┌──

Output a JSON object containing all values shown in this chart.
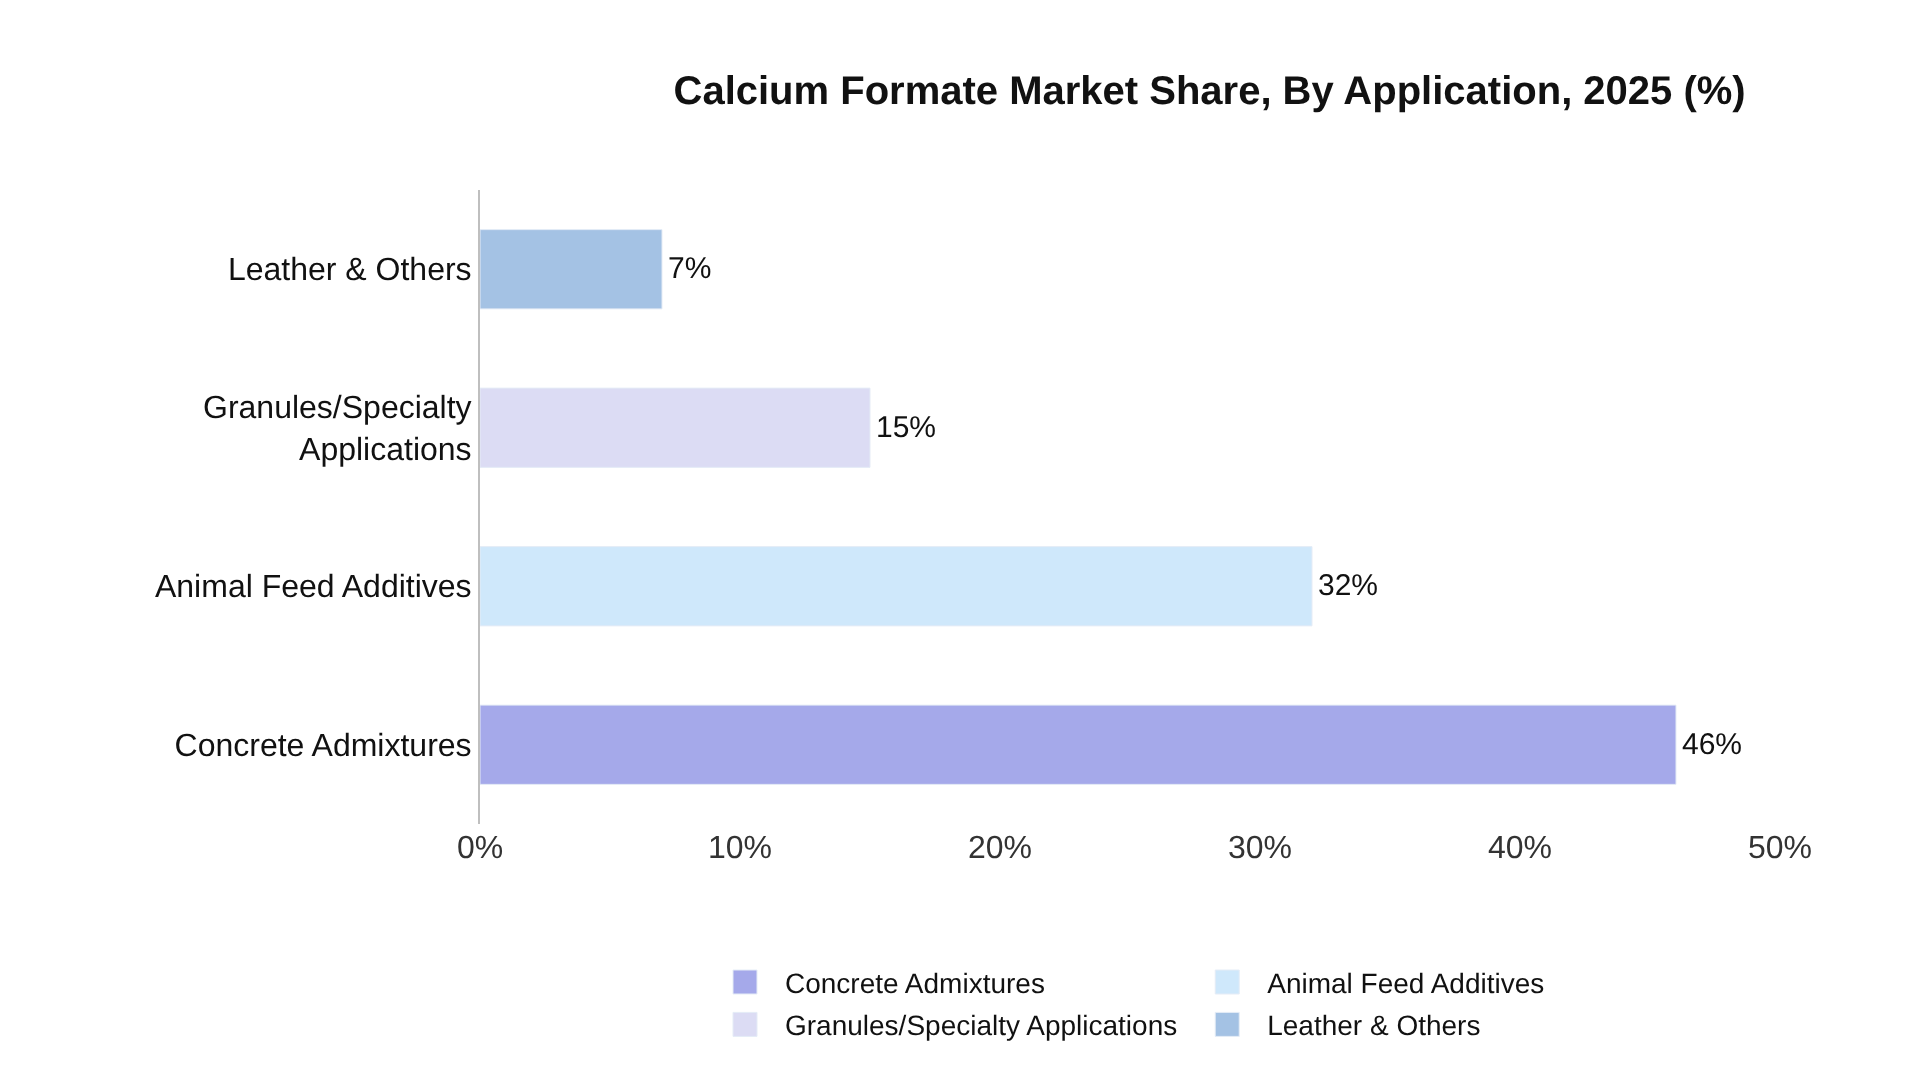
{
  "chart_data": {
    "type": "bar",
    "orientation": "horizontal",
    "title": "Calcium Formate Market Share, By Application, 2025 (%)",
    "categories": [
      "Leather & Others",
      "Granules/Specialty Applications",
      "Animal Feed Additives",
      "Concrete Admixtures"
    ],
    "series": [
      {
        "name": "Concrete Admixtures",
        "color": "#a5a9ea",
        "values": [
          null,
          null,
          null,
          46
        ],
        "value_labels": [
          null,
          null,
          null,
          "46%"
        ]
      },
      {
        "name": "Animal Feed Additives",
        "color": "#cfe8fb",
        "values": [
          null,
          null,
          32,
          null
        ],
        "value_labels": [
          null,
          null,
          "32%",
          null
        ]
      },
      {
        "name": "Granules/Specialty Applications",
        "color": "#dcdcf4",
        "values": [
          null,
          15,
          null,
          null
        ],
        "value_labels": [
          null,
          "15%",
          null,
          null
        ]
      },
      {
        "name": "Leather & Others",
        "color": "#a4c2e4",
        "values": [
          7,
          null,
          null,
          null
        ],
        "value_labels": [
          "7%",
          null,
          null,
          null
        ]
      }
    ],
    "xlim": [
      0,
      50
    ],
    "xticks": [
      {
        "value": 0,
        "label": "0%"
      },
      {
        "value": 10,
        "label": "10%"
      },
      {
        "value": 20,
        "label": "20%"
      },
      {
        "value": 30,
        "label": "30%"
      },
      {
        "value": 40,
        "label": "40%"
      },
      {
        "value": 50,
        "label": "50%"
      }
    ],
    "legend": "bottom"
  }
}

└──

Instruction
Your task is to retype all the entries exactly and leave out any pictures.

Reply
Output a JSON object containing all values shown in this chart.
{
  "chart_data": {
    "type": "bar",
    "orientation": "horizontal",
    "title": "Calcium Formate Market Share, By Application, 2025 (%)",
    "categories": [
      "Leather & Others",
      "Granules/Specialty Applications",
      "Animal Feed Additives",
      "Concrete Admixtures"
    ],
    "series": [
      {
        "name": "Concrete Admixtures",
        "color": "#a5a9ea",
        "values": [
          null,
          null,
          null,
          46
        ],
        "value_labels": [
          null,
          null,
          null,
          "46%"
        ]
      },
      {
        "name": "Animal Feed Additives",
        "color": "#cfe8fb",
        "values": [
          null,
          null,
          32,
          null
        ],
        "value_labels": [
          null,
          null,
          "32%",
          null
        ]
      },
      {
        "name": "Granules/Specialty Applications",
        "color": "#dcdcf4",
        "values": [
          null,
          15,
          null,
          null
        ],
        "value_labels": [
          null,
          "15%",
          null,
          null
        ]
      },
      {
        "name": "Leather & Others",
        "color": "#a4c2e4",
        "values": [
          7,
          null,
          null,
          null
        ],
        "value_labels": [
          "7%",
          null,
          null,
          null
        ]
      }
    ],
    "xlim": [
      0,
      50
    ],
    "xticks": [
      {
        "value": 0,
        "label": "0%"
      },
      {
        "value": 10,
        "label": "10%"
      },
      {
        "value": 20,
        "label": "20%"
      },
      {
        "value": 30,
        "label": "30%"
      },
      {
        "value": 40,
        "label": "40%"
      },
      {
        "value": 50,
        "label": "50%"
      }
    ],
    "legend": "bottom"
  }
}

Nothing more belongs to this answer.